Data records

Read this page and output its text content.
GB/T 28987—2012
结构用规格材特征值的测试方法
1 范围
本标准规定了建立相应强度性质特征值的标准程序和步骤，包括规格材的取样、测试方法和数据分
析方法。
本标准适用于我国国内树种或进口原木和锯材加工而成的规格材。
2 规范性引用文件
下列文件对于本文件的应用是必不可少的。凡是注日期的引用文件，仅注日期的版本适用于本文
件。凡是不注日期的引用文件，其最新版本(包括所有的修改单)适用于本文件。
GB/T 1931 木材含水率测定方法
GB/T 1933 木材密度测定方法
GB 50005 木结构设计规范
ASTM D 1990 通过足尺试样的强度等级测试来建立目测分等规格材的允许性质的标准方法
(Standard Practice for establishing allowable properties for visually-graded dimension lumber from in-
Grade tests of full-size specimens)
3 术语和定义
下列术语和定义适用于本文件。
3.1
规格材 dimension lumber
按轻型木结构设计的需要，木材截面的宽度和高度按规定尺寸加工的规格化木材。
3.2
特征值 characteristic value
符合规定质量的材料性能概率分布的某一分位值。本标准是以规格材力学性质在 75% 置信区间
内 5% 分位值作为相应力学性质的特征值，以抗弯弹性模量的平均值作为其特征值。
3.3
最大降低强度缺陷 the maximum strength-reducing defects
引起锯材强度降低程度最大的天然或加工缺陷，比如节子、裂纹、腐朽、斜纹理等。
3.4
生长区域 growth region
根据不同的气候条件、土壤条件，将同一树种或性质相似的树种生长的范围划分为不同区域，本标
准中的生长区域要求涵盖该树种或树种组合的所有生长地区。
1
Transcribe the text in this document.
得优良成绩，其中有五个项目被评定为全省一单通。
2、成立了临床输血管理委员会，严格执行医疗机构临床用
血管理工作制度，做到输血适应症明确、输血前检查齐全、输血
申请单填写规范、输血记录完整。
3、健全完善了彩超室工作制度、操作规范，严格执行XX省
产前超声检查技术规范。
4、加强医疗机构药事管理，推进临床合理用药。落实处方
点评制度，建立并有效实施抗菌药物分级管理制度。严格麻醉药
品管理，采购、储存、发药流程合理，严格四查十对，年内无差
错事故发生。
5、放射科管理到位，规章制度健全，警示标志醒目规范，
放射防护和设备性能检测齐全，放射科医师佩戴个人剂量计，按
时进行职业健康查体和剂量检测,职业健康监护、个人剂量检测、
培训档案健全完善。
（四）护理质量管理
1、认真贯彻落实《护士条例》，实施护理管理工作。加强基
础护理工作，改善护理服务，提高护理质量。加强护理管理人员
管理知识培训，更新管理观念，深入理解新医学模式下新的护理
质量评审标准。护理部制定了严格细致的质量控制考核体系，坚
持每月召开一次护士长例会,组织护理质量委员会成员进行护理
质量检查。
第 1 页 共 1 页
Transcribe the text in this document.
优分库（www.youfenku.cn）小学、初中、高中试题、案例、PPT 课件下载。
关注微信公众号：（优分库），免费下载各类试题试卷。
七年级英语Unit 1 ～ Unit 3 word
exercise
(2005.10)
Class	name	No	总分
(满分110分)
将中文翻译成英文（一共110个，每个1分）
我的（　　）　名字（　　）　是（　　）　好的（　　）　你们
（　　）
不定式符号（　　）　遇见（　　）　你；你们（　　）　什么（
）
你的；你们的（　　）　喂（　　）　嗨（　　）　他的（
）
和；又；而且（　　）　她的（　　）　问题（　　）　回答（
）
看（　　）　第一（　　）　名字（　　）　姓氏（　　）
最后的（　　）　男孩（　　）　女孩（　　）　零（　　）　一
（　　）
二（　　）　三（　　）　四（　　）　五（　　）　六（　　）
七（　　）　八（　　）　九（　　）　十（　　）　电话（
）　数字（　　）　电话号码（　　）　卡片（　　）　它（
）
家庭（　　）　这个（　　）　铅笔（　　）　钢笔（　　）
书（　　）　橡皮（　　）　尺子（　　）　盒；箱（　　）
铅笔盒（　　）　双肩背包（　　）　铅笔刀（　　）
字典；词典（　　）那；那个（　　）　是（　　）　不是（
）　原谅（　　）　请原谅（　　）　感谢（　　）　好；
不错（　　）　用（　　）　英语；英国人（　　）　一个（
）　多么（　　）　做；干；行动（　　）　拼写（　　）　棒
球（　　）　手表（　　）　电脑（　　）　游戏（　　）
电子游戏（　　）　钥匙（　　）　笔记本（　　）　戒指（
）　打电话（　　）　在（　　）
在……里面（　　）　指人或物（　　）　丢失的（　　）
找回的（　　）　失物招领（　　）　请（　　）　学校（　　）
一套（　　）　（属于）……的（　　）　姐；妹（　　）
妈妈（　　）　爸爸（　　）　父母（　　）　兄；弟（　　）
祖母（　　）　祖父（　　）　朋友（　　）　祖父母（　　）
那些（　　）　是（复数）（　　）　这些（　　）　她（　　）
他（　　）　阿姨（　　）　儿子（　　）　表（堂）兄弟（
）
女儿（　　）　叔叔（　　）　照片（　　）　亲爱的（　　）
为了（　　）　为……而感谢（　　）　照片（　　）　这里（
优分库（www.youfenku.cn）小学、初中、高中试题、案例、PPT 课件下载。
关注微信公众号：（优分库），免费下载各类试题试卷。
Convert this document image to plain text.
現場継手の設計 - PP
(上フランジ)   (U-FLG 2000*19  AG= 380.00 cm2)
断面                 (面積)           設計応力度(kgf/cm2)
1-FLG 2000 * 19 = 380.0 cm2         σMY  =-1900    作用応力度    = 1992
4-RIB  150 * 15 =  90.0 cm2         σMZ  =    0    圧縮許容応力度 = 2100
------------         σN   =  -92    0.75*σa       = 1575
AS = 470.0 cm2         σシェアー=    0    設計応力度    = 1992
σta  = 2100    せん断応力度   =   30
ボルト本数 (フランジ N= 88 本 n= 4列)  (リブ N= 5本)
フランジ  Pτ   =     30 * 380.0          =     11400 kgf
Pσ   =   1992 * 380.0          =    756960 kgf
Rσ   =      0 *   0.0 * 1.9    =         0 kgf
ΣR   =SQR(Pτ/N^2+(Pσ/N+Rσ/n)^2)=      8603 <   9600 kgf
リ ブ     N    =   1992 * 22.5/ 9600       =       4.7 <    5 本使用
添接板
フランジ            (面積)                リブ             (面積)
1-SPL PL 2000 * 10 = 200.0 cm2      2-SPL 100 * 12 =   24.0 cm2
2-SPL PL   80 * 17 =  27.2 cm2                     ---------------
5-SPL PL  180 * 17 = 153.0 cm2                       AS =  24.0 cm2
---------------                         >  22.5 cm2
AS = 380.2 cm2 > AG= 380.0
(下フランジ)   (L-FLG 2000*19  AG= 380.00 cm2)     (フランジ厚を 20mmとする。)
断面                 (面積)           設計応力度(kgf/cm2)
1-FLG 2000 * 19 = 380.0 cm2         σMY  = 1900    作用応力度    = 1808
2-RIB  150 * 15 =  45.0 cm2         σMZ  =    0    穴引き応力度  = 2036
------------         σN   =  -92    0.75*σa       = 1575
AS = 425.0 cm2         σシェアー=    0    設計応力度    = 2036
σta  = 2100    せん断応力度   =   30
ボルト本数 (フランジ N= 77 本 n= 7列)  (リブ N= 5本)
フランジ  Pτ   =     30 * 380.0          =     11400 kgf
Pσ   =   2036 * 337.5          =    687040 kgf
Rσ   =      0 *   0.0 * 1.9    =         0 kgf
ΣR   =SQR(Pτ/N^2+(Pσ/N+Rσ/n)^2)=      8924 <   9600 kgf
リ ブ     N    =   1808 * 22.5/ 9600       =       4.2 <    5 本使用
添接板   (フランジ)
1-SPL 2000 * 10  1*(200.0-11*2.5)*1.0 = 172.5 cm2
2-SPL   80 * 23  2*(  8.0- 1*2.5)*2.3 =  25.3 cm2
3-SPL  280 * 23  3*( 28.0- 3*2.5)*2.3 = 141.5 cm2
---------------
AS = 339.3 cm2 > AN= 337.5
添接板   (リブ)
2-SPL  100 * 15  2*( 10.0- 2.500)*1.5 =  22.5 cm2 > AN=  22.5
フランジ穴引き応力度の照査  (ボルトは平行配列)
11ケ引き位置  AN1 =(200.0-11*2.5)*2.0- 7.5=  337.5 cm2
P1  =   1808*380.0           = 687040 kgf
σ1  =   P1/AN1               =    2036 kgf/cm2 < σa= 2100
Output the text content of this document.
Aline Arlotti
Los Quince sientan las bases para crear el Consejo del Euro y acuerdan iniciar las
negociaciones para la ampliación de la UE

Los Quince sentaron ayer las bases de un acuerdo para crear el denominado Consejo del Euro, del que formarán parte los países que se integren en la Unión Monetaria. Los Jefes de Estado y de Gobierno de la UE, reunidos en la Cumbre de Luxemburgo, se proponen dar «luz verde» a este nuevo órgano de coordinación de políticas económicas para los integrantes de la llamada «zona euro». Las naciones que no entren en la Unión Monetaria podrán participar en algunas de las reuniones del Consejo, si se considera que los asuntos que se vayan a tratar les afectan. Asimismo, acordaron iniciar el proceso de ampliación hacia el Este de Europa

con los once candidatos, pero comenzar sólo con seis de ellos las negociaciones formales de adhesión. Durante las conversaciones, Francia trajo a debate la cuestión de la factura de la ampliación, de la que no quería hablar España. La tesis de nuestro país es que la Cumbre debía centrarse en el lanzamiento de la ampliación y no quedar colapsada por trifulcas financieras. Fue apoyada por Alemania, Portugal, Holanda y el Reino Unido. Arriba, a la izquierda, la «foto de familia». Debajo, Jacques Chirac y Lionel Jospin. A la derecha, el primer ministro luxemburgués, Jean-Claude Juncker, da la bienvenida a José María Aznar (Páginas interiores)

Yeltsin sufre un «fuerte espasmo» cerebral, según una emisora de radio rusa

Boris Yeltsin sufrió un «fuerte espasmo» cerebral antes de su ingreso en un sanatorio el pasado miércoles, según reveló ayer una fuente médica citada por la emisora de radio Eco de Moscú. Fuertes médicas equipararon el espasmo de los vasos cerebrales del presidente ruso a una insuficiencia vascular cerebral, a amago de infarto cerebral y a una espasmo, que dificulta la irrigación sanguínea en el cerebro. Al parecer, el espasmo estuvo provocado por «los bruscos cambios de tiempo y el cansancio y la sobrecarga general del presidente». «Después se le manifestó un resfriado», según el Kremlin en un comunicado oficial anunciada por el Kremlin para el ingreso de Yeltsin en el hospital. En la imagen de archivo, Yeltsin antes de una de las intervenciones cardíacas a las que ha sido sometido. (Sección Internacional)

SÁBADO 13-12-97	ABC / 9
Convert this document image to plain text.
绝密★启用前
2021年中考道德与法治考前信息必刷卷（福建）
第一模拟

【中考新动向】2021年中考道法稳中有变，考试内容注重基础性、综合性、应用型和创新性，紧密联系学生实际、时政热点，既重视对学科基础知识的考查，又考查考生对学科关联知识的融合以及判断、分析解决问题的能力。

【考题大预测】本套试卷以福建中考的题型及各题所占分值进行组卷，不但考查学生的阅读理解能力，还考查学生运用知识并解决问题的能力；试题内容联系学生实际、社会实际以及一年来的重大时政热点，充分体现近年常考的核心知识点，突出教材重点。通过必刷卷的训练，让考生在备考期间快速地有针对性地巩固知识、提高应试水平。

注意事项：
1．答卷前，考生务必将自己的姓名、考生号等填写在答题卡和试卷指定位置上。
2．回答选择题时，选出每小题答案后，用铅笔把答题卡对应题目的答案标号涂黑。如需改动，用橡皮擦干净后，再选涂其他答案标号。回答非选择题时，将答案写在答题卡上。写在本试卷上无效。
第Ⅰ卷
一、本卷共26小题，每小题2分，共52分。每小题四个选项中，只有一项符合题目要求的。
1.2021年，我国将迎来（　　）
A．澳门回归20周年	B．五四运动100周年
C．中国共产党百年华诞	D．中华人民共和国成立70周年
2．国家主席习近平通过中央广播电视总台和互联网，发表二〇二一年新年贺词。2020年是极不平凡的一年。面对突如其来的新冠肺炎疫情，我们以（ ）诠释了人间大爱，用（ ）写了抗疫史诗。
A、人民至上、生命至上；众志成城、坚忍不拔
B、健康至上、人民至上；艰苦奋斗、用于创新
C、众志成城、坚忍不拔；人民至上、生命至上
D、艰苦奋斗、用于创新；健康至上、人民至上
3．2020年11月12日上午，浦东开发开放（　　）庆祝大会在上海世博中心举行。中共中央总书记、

Stated exercise
Tally the lines of the preceding listing in which the word "content" appears; state nothing but the total.

Correct output
2